GIVEN TASK:
Scan the data. Collect each line that contains the word "Fred".

Saved entries:
-*-

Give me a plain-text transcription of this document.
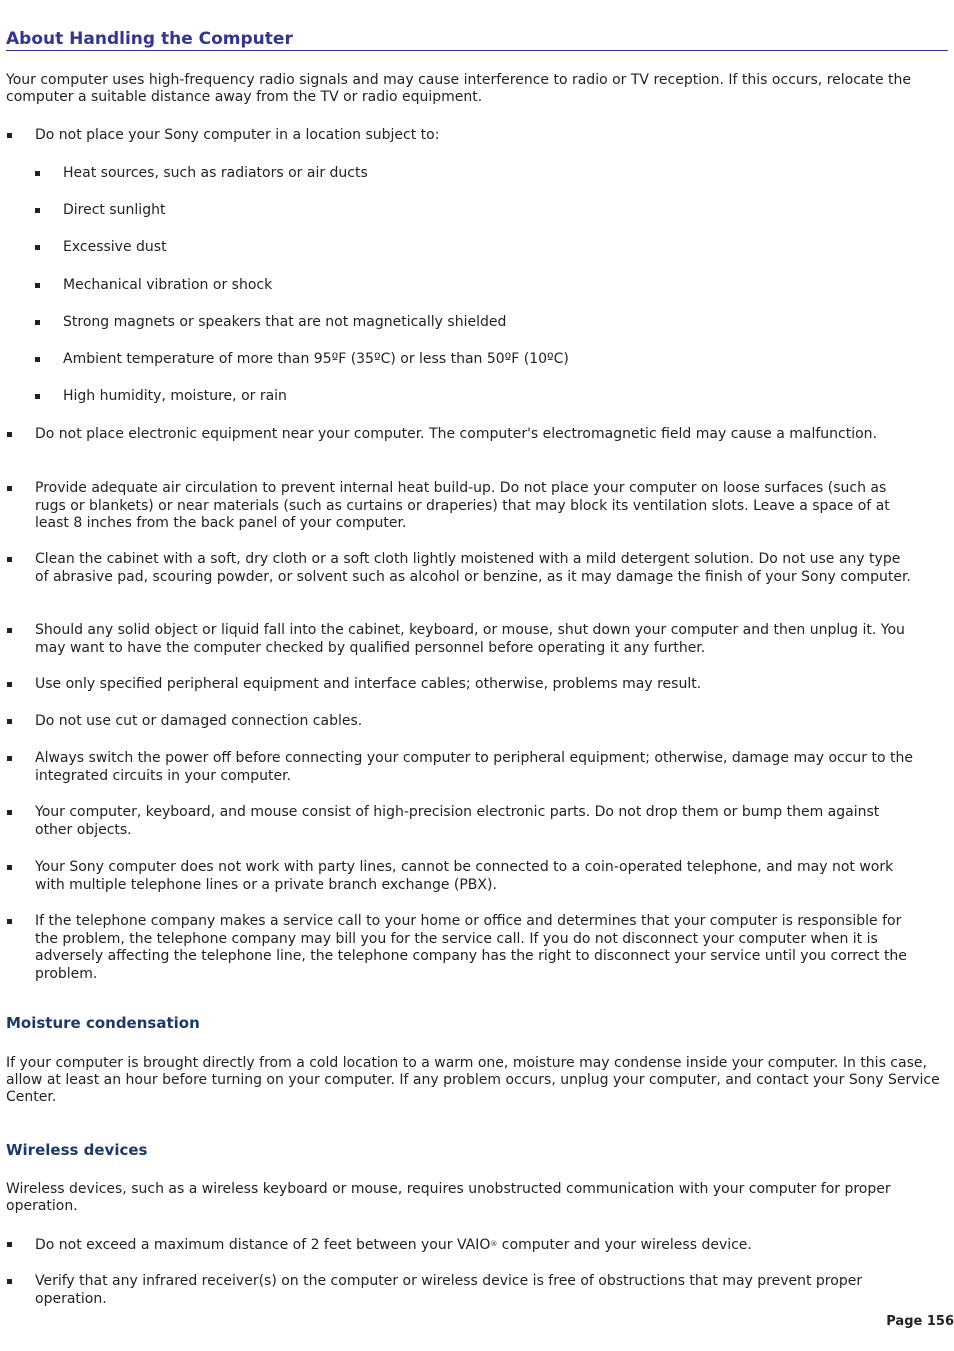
About Handling the Computer

Your computer uses high-frequency radio signals and may cause interference to radio or TV reception. If this occurs, relocate the computer a suitable distance away from the TV or radio equipment.

Do not place your Sony computer in a location subject to:
Heat sources, such as radiators or air ducts
Direct sunlight
Excessive dust
Mechanical vibration or shock
Strong magnets or speakers that are not magnetically shielded
Ambient temperature of more than 95ºF (35ºC) or less than 50ºF (10ºC)
High humidity, moisture, or rain
Do not place electronic equipment near your computer. The computer's electromagnetic field may cause a malfunction.
Provide adequate air circulation to prevent internal heat build-up. Do not place your computer on loose surfaces (such as rugs or blankets) or near materials (such as curtains or draperies) that may block its ventilation slots. Leave a space of at least 8 inches from the back panel of your computer.
Clean the cabinet with a soft, dry cloth or a soft cloth lightly moistened with a mild detergent solution. Do not use any type of abrasive pad, scouring powder, or solvent such as alcohol or benzine, as it may damage the finish of your Sony computer.
Should any solid object or liquid fall into the cabinet, keyboard, or mouse, shut down your computer and then unplug it. You may want to have the computer checked by qualified personnel before operating it any further.
Use only specified peripheral equipment and interface cables; otherwise, problems may result.
Do not use cut or damaged connection cables.
Always switch the power off before connecting your computer to peripheral equipment; otherwise, damage may occur to the integrated circuits in your computer.
Your computer, keyboard, and mouse consist of high-precision electronic parts. Do not drop them or bump them against other objects.
Your Sony computer does not work with party lines, cannot be connected to a coin-operated telephone, and may not work with multiple telephone lines or a private branch exchange (PBX).
If the telephone company makes a service call to your home or office and determines that your computer is responsible for the problem, the telephone company may bill you for the service call. If you do not disconnect your computer when it is adversely affecting the telephone line, the telephone company has the right to disconnect your service until you correct the problem.
Moisture condensation

If your computer is brought directly from a cold location to a warm one, moisture may condense inside your computer. In this case, allow at least an hour before turning on your computer. If any problem occurs, unplug your computer, and contact your Sony Service Center.

Wireless devices

Wireless devices, such as a wireless keyboard or mouse, requires unobstructed communication with your computer for proper operation.

Do not exceed a maximum distance of 2 feet between your VAIO® computer and your wireless device.
Verify that any infrared receiver(s) on the computer or wireless device is free of obstructions that may prevent proper operation.
Page 156
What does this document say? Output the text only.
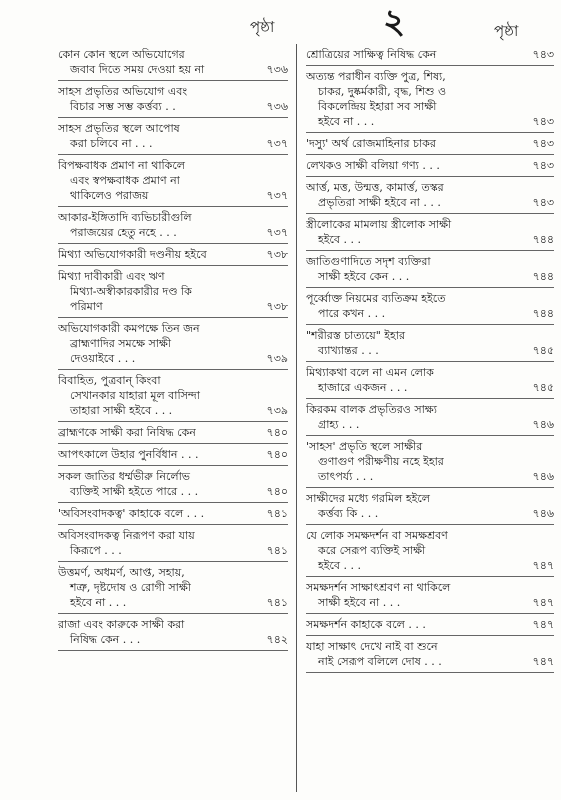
পৃষ্ঠা	২	পৃষ্ঠা
কোন কোন স্থলে অভিযোগের
জবাব দিতে সময় দেওয়া হয় না	৭৩৬
সাহস প্রভৃতির অভিযোগ এবং
বিচার সম্ভ সম্ভ কর্ত্তব্য . .	৭৩৬
সাহস প্রভৃতির স্থলে আপোষ
করা চলিবে না . . .	৭৩৭
বিপক্ষবাধক প্রমাণ না থাকিলে
এবং স্বপক্ষবাধক প্রমাণ না
থাকিলেও পরাজয়	৭৩৭
আকার-ইঙ্গিতাদি ব্যভিচারীগুলি
পরাজয়ের হেতু নহে . . .	৭৩৭
মিথ্যা অভিযোগকারী দণ্ডনীয় হইবে	৭৩৮
মিথ্যা দাবীকারী এবং ঋণ
মিথ্যা-অস্বীকারকারীর দণ্ড কি
পরিমাণ	৭৩৮
অভিযোগকারী কমপক্ষে তিন জন
ব্রাহ্মণাদির সমক্ষে সাক্ষী
দেওয়াইবে . . .	৭৩৯
বিবাহিত, পুত্রবান্ কিংবা
সেখানকার যাহারা মূল বাসিন্দা
তাহারা সাক্ষী হইবে . . .	৭৩৯
ব্রাহ্মণকে সাক্ষী করা নিষিদ্ধ কেন	৭৪০
আপৎকালে উহার পুনর্বিধান . . .	৭৪০
সকল জাতির ধর্ম্মভীরু নির্লোভ
ব্যক্তিই সাক্ষী হইতে পারে . . .	৭৪০
'অবিসংবাদকত্ব' কাহাকে বলে . . .	৭৪১
অবিসংবাদকত্ব নিরূপণ করা যায়
কিরূপে . . .	৭৪১
উত্তমর্ণ, অধমর্ণ, আপ্ত, সহায়,
শত্রু, দৃষ্টদোষ ও রোগী সাক্ষী
হইবে না . . .	৭৪১
রাজা এবং কারুকে সাক্ষী করা
নিষিদ্ধ কেন . . .	৭৪২
শ্রোত্রিয়ের সাক্ষিত্ব নিষিদ্ধ কেন	৭৪৩
অত্যন্ত পরাধীন ব্যক্তি পুত্র, শিষ্য,
চাকর, দুষ্কর্মকারী, বৃদ্ধ, শিশু ও
বিকলেন্দ্রিয় ইহারা সব সাক্ষী
হইবে না . . .	৭৪৩
'দস্যু' অর্থ রোজমাহিনার চাকর	৭৪৩
লেখকও সাক্ষী বলিয়া গণ্য . . .	৭৪৩
আর্ত্ত, মত্ত, উন্মত্ত, কামার্ত্ত, তস্কর
প্রভৃতিরা সাক্ষী হইবে না . . .	৭৪৩
স্ত্রীলোকের মামলায় স্ত্রীলোক সাক্ষী
হইবে . . .	৭৪৪
জাতিগুণাদিতে সদৃশ ব্যক্তিরা
সাক্ষী হইবে কেন . . .	৭৪৪
পূর্ব্বোক্ত নিয়মের ব্যতিক্রম হইতে
পারে কখন . . .	৭৪৪
"শরীরস্ত চাত্যয়ে" ইহার
ব্যাখ্যান্তর . . .	৭৪৫
মিথ্যাকথা বলে না এমন লোক
হাজারে একজন . . .	৭৪৫
কিরকম বালক প্রভৃতিরও সাক্ষ্য
গ্রাহ্য . . .	৭৪৬
'সাহস' প্রভৃতি স্থলে সাক্ষীর
গুণাগুণ পরীক্ষণীয় নহে ইহার
তাৎপর্য্য . . .	৭৪৬
সাক্ষীদের মধ্যে গরমিল হইলে
কর্ত্তব্য কি . . .	৭৪৬
যে লোক সমক্ষদর্শন বা সমক্ষশ্রবণ
করে সেরূপ ব্যক্তিই সাক্ষী
হইবে . . .	৭৪৭
সমক্ষদর্শন সাক্ষাৎশ্রবণ না থাকিলে
সাক্ষী হইবে না . . .	৭৪৭
সমক্ষদর্শন কাহাকে বলে . . .	৭৪৭
যাহা সাক্ষাৎ দেখে নাই বা শুনে
নাই সেরূপ বলিলে দোষ . . .	৭৪৭
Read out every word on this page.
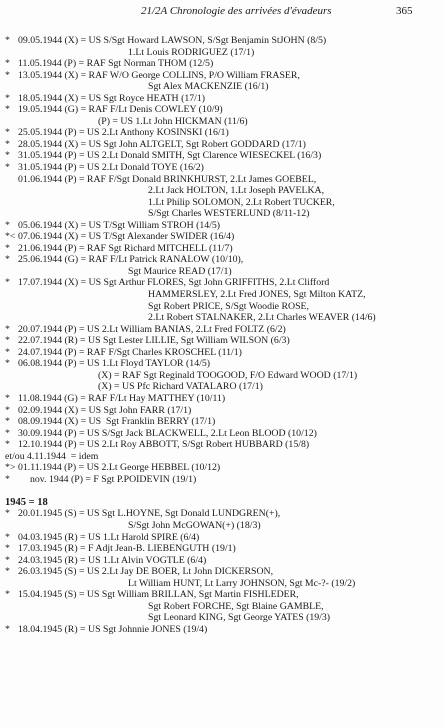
21/2A Chronologie des arrivées d'évadeurs	365
* 09.05.1944 (X) = US S/Sgt Howard LAWSON, S/Sgt Benjamin StJOHN (8/5)
1.Lt Louis RODRIGUEZ (17/1)
* 11.05.1944 (P) = RAF Sgt Norman THOM (12/5)
* 13.05.1944 (X) = RAF W/O George COLLINS, P/O William FRASER,
Sgt Alex MACKENZIE (16/1)
* 18.05.1944 (X) = US Sgt Royce HEATH (17/1)
* 19.05.1944 (G) = RAF F/Lt Denis COWLEY (10/9)
(P) = US 1.Lt John HICKMAN (11/6)
* 25.05.1944 (P) = US 2.Lt Anthony KOSINSKI (16/1)
* 28.05.1944 (X) = US Sgt John ALTGELT, Sgt Robert GODDARD (17/1)
* 31.05.1944 (P) = US 2.Lt Donald SMITH, Sgt Clarence WIESECKEL (16/3)
* 31.05.1944 (P) = US 2.Lt Donald TOYE (16/2)
01.06.1944 (P) = RAF F/Sgt Donald BRINKHURST, 2.Lt James GOEBEL,
2.Lt Jack HOLTON, 1.Lt Joseph PAVELKA,
1.Lt Philip SOLOMON, 2.Lt Robert TUCKER,
S/Sgt Charles WESTERLUND (8/11-12)
* 05.06.1944 (X) = US T/Sgt William STROH (14/5)
*< 07.06.1944 (X) = US T/Sgt Alexander SWIDER (16/4)
* 21.06.1944 (P) = RAF Sgt Richard MITCHELL (11/7)
* 25.06.1944 (G) = RAF F/Lt Patrick RANALOW (10/10),
Sgt Maurice READ (17/1)
* 17.07.1944 (X) = US Sgt Arthur FLORES, Sgt John GRIFFITHS, 2.Lt Clifford
HAMMERSLEY, 2.Lt Fred JONES, Sgt Milton KATZ,
Sgt Robert PRICE, S/Sgt Woodie ROSE,
2.Lt Robert STALNAKER, 2.Lt Charles WEAVER (14/6)
* 20.07.1944 (P) = US 2.Lt William BANIAS, 2.Lt Fred FOLTZ (6/2)
* 22.07.1944 (R) = US Sgt Lester LILLIE, Sgt William WILSON (6/3)
* 24.07.1944 (P) = RAF F/Sgt Charles KROSCHEL (11/1)
* 06.08.1944 (P) = US 1.Lt Floyd TAYLOR (14/5)
(X) = RAF Sgt Reginald TOOGOOD, F/O Edward WOOD (17/1)
(X) = US Pfc Richard VATALARO (17/1)
* 11.08.1944 (G) = RAF F/Lt Hay MATTHEY (10/11)
* 02.09.1944 (X) = US Sgt John FARR (17/1)
* 08.09.1944 (X) = US  Sgt Franklin BERRY (17/1)
* 30.09.1944 (P) = US S/Sgt Jack BLACKWELL, 2.Lt Leon BLOOD (10/12)
* 12.10.1944 (P) = US 2.Lt Roy ABBOTT, S/Sgt Robert HUBBARD (15/8)
et/ou 4.11.1944  = idem
*> 01.11.1944 (P) = US 2.Lt George HEBBEL (10/12)
* nov. 1944 (P) = F Sgt P.POIDEVIN (19/1)
1945 = 18
* 20.01.1945 (S) = US Sgt L.HOYNE, Sgt Donald LUNDGREN(+),
S/Sgt John McGOWAN(+) (18/3)
* 04.03.1945 (R) = US 1.Lt Harold SPIRE (6/4)
* 17.03.1945 (R) = F Adjt Jean-B. LIEBENGUTH (19/1)
* 24.03.1945 (R) = US 1.Lt Alvin VOGTLE (6/4)
* 26.03.1945 (S) = US 2.Lt Jay DE BOER, Lt John DICKERSON,
Lt William HUNT, Lt Larry JOHNSON, Sgt Mc-?- (19/2)
* 15.04.1945 (S) = US Sgt William BRILLAN, Sgt Martin FISHLEDER,
Sgt Robert FORCHE, Sgt Blaine GAMBLE,
Sgt Leonard KING, Sgt George YATES (19/3)
* 18.04.1945 (R) = US Sgt Johnnie JONES (19/4)
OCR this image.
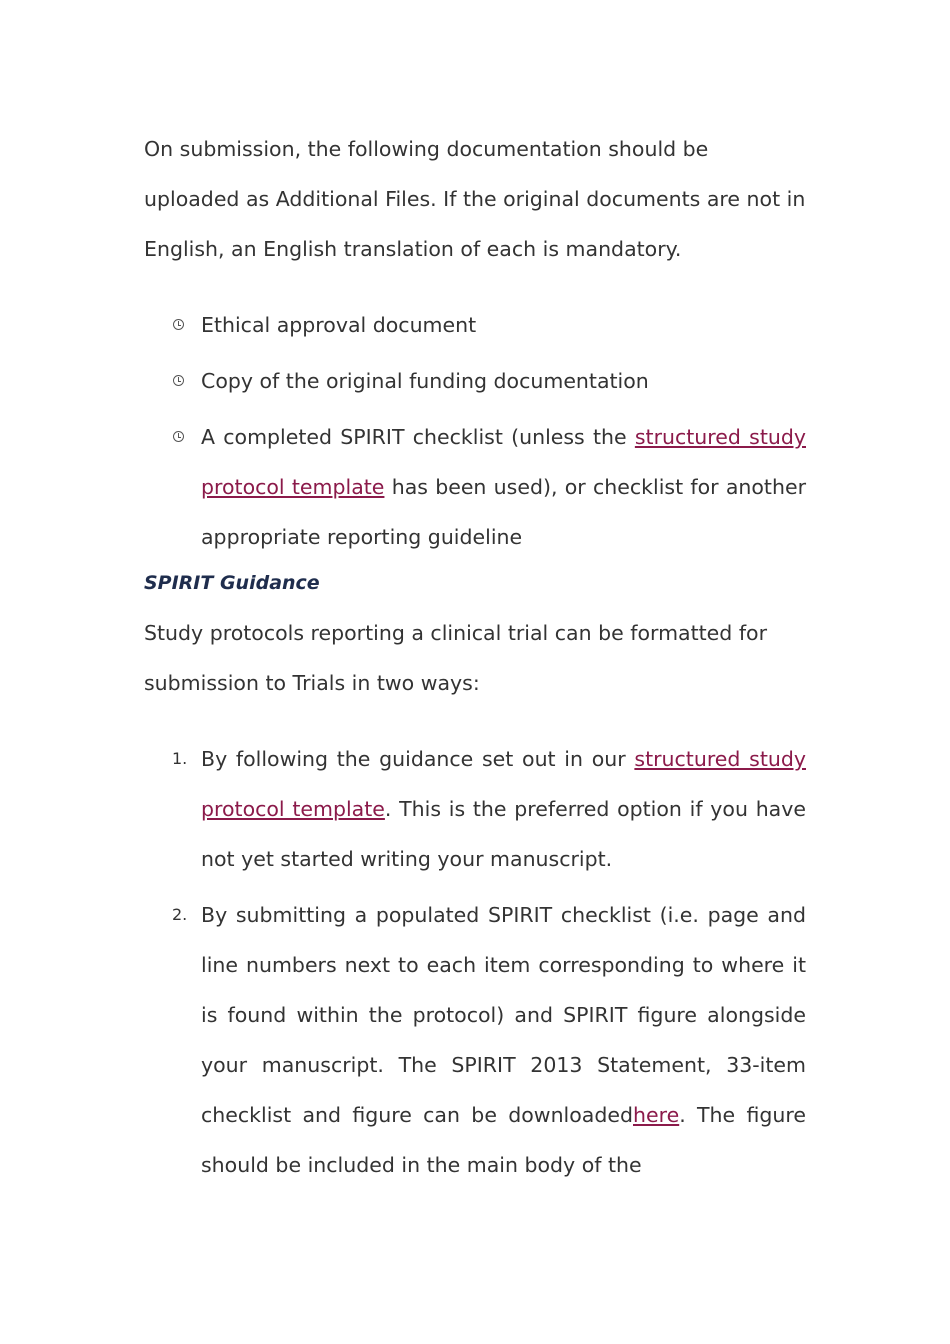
On submission, the following documentation should be uploaded as Additional Files. If the original documents are not in English, an English translation of each is mandatory.

Ethical approval document
Copy of the original funding documentation
A completed SPIRIT checklist (unless the structured study protocol template has been used), or checklist for another appropriate reporting guideline
SPIRIT Guidance

Study protocols reporting a clinical trial can be formatted for submission to Trials in two ways:

1. By following the guidance set out in our structured study protocol template. This is the preferred option if you have not yet started writing your manuscript.
2. By submitting a populated SPIRIT checklist (i.e. page and line numbers next to each item corresponding to where it is found within the protocol) and SPIRIT figure alongside your manuscript. The SPIRIT 2013 Statement, 33-item checklist and figure can be downloadedhere. The figure should be included in the main body of the
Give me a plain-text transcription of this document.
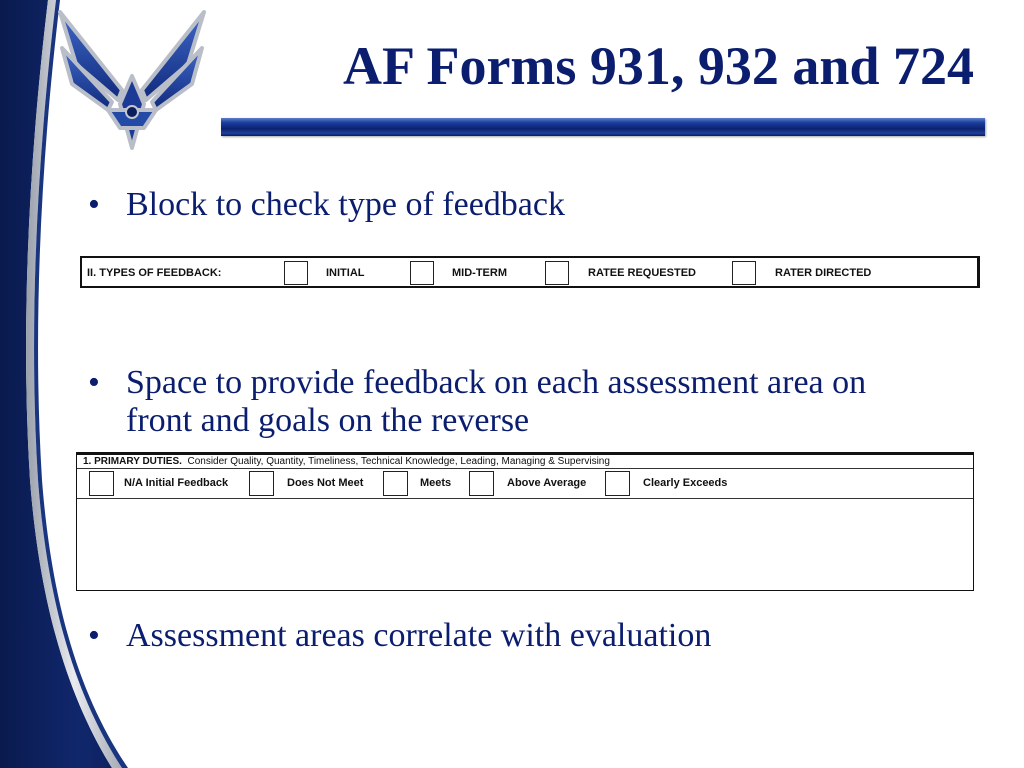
AF Forms 931, 932 and 724
• Block to check type of feedback
II. TYPES OF FEEDBACK:	INITIAL	MID-TERM	RATEE REQUESTED	RATER DIRECTED
• Space to provide feedback on each assessment area on front and goals on the reverse
1. PRIMARY DUTIES. Consider Quality, Quantity, Timeliness, Technical Knowledge, Leading, Managing & Supervising
N/A Initial Feedback	Does Not Meet	Meets	Above Average	Clearly Exceeds
• Assessment areas correlate with evaluation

-*-

EXERCISE RESULT:
HAMMERSLEY, 2.Lt Fred JONES, Sgt Milton KATZ,
* 20.07.1944 (P) = US 2.Lt William BANIAS, 2.Lt Fred FOLTZ (6/2)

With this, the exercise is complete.